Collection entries
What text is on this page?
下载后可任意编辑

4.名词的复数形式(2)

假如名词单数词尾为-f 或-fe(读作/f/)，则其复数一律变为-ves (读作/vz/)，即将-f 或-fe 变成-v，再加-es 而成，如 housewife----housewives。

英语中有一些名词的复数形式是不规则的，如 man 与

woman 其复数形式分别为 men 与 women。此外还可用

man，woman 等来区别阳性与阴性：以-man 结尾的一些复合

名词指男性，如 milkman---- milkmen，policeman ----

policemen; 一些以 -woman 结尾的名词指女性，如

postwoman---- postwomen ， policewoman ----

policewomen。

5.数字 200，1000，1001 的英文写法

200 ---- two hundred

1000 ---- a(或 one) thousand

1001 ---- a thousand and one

◆ Stated goal ◆
Go through the records. Copy each line where "thousand" appears.

◆ Answer to the exercise ◆
1000 ---- a(或 one) thousand
1001 ---- a thousand and one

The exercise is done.